** Given request **
Sift the material for lines containing "chân", and return them.

***** Entries supplied *****

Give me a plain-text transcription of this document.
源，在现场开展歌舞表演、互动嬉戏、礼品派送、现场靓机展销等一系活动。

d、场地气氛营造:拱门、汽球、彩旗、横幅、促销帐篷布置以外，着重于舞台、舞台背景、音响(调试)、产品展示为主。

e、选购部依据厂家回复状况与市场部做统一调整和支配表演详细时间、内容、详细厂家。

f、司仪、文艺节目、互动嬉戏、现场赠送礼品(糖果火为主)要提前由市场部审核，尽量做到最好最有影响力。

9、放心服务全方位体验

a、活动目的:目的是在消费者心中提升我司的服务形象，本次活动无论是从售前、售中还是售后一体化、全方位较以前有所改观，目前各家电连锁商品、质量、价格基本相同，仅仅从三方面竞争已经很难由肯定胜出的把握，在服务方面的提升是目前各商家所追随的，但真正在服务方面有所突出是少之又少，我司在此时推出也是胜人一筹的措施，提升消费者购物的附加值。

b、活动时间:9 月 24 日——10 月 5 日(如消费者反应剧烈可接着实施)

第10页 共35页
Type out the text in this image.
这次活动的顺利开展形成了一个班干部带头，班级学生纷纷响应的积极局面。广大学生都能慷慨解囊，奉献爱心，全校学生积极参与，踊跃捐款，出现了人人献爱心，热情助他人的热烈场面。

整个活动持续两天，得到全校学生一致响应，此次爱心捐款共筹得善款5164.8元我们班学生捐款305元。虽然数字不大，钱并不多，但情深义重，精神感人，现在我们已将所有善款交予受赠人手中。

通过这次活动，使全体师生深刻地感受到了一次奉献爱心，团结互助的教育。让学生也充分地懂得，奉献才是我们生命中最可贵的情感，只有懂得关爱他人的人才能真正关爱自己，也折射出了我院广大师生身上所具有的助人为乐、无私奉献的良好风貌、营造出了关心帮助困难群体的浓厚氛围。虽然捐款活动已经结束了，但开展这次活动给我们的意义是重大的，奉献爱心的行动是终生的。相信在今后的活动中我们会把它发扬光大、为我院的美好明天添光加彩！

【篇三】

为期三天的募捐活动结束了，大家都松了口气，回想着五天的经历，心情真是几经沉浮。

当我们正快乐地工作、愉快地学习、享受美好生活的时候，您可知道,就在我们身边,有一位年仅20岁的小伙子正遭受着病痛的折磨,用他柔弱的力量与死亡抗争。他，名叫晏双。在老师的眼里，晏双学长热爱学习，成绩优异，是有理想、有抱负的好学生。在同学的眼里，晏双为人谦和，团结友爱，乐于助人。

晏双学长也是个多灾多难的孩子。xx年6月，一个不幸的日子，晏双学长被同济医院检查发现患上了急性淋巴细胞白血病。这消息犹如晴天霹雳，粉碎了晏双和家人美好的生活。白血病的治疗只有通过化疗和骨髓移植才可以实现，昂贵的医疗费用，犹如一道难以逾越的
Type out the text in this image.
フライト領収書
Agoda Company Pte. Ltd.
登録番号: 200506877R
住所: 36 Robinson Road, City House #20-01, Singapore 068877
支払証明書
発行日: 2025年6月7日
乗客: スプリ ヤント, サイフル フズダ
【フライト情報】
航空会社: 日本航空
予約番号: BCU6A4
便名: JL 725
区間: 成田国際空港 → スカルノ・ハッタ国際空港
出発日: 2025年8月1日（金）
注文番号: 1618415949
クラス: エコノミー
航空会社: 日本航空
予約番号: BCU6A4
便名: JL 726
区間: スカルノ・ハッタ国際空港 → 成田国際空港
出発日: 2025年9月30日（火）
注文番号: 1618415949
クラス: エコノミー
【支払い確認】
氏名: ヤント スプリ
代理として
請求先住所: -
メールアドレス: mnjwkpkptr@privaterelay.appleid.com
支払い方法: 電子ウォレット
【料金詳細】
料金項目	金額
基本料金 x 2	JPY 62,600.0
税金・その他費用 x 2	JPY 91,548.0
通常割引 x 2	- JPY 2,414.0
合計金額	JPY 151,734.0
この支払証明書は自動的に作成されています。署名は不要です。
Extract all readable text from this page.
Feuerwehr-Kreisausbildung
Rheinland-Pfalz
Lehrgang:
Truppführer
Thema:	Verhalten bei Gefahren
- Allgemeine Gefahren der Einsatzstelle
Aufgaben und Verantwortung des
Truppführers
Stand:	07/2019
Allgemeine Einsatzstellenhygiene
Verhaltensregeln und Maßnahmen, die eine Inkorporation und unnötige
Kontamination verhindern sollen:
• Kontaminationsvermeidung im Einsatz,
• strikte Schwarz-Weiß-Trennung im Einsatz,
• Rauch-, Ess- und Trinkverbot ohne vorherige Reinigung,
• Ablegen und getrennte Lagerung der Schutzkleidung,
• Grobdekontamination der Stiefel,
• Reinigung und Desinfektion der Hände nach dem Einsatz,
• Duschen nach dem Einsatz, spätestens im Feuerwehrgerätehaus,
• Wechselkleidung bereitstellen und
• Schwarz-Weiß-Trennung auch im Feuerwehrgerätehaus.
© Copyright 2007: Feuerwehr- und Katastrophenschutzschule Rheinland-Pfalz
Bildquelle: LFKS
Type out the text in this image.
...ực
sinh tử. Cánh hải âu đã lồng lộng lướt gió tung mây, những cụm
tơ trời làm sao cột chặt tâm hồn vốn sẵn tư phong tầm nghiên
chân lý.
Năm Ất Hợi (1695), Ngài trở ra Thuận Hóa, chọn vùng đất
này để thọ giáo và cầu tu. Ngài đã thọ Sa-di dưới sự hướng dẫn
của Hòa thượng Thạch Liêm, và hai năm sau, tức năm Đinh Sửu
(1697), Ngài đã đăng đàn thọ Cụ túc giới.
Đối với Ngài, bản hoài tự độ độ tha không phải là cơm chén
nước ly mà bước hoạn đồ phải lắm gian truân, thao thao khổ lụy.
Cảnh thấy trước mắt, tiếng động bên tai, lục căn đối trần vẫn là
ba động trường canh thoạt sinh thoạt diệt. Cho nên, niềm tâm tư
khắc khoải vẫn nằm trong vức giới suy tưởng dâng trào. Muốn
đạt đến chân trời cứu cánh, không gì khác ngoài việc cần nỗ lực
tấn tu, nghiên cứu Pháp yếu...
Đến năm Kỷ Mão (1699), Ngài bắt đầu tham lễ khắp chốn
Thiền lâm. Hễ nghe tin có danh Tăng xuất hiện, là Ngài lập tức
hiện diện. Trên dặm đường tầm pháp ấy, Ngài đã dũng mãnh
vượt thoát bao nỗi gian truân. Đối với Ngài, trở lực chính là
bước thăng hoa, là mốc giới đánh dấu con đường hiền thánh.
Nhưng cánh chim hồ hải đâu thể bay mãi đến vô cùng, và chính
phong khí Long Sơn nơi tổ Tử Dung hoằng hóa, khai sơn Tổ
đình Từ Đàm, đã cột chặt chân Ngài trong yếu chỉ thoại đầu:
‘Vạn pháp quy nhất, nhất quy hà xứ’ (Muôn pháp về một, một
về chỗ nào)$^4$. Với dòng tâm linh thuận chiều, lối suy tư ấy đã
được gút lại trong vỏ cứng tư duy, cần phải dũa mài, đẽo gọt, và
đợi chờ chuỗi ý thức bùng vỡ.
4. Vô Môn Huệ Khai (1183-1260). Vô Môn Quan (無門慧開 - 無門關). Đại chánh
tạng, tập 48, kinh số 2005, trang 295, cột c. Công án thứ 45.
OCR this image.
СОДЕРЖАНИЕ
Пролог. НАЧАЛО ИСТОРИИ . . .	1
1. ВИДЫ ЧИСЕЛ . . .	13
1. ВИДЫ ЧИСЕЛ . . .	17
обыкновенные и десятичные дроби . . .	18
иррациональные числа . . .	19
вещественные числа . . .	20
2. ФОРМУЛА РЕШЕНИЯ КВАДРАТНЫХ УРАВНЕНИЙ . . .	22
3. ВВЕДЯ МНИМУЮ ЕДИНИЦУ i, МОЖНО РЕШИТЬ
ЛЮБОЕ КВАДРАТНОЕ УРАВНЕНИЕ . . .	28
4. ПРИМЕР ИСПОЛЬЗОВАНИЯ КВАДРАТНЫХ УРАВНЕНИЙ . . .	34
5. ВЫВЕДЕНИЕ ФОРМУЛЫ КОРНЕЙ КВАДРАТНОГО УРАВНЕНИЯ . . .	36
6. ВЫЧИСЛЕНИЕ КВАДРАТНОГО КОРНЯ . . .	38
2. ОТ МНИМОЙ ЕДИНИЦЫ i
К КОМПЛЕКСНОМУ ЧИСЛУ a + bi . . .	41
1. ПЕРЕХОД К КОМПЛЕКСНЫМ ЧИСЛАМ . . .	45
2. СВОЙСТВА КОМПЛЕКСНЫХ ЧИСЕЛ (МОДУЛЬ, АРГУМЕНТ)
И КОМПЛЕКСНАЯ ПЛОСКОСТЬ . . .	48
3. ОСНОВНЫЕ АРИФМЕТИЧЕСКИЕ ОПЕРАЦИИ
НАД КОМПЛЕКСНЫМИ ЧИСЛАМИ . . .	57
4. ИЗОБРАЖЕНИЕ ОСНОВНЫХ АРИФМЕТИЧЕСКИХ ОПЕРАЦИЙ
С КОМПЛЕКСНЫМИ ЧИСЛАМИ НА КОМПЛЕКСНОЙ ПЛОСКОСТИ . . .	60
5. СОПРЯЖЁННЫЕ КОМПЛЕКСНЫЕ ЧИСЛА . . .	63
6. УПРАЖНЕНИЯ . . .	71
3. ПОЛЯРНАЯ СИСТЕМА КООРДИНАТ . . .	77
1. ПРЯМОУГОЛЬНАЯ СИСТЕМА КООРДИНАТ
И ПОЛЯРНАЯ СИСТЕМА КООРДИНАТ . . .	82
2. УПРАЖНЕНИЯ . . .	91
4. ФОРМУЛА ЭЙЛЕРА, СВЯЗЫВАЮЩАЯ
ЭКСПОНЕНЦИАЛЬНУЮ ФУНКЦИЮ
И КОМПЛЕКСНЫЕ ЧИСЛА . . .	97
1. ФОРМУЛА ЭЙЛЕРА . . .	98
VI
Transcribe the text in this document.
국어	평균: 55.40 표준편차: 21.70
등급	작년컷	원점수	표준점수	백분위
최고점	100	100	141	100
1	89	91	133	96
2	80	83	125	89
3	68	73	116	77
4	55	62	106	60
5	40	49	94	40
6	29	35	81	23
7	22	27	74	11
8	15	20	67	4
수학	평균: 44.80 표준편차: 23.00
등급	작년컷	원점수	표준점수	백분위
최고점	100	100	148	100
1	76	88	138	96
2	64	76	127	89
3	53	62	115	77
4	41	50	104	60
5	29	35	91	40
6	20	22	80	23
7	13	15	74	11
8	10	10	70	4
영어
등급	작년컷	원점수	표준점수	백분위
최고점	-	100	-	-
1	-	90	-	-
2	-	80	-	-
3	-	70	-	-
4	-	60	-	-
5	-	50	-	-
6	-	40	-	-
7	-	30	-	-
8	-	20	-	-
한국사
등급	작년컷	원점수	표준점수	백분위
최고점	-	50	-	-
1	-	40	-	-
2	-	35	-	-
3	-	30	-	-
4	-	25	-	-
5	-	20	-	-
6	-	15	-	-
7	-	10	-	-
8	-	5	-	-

*****

** Answer below **
chân lý.
đạt đến chân trời cứu cánh, không gì khác ngoài việc cần nỗ lực
đình Từ Đàm, đã cột chặt chân Ngài trong yếu chỉ thoại đầu:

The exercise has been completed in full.